> Task goal: Return each line of the listing that contains the string "name".

(Excerpts from a figure dataset)
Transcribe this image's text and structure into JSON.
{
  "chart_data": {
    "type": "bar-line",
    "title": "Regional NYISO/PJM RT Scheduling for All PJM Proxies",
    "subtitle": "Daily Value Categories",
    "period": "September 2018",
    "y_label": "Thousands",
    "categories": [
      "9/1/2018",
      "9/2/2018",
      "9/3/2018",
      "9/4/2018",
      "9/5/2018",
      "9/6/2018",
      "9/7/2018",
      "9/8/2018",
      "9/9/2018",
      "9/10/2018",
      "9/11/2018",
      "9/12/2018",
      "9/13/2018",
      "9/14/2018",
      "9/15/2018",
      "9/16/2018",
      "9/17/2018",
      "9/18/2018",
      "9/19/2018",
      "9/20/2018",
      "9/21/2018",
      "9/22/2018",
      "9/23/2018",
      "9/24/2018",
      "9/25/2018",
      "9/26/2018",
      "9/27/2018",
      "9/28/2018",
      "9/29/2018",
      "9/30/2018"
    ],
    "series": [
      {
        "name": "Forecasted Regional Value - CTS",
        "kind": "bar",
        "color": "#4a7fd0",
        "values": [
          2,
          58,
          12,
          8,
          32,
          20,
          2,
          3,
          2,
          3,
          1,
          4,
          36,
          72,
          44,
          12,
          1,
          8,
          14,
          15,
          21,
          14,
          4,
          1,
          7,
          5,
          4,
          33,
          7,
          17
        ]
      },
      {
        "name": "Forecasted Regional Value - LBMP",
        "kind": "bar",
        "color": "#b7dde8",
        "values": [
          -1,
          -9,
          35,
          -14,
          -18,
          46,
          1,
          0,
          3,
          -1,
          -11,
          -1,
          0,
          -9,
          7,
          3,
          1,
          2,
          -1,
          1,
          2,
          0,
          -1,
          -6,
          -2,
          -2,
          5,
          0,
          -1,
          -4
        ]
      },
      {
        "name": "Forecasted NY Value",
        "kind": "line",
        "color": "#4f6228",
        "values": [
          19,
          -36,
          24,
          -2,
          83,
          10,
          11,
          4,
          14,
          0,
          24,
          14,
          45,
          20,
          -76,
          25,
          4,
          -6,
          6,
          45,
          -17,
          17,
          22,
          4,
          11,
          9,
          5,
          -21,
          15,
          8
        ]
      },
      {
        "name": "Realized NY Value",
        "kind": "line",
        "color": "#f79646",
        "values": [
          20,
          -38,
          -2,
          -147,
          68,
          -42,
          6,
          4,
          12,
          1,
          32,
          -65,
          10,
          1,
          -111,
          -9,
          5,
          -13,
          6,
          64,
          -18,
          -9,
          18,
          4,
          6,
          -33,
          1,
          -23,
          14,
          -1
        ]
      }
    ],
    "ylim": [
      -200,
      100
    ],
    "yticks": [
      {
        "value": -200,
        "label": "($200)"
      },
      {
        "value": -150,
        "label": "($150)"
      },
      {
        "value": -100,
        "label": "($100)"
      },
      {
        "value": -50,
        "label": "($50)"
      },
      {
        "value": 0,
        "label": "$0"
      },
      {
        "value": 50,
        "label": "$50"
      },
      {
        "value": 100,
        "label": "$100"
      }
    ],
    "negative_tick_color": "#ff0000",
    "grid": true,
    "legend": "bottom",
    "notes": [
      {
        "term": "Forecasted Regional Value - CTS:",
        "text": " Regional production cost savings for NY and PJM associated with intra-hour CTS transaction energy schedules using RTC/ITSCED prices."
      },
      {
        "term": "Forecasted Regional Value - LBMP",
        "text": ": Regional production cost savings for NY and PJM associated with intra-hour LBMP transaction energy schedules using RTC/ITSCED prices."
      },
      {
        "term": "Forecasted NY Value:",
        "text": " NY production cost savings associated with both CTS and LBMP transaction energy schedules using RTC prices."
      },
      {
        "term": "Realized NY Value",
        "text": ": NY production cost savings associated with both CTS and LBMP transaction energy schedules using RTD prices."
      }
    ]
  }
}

> Full response:
        "name": "Forecasted Regional Value - CTS",
        "name": "Forecasted Regional Value - LBMP",
        "name": "Forecasted NY Value",
        "name": "Realized NY Value",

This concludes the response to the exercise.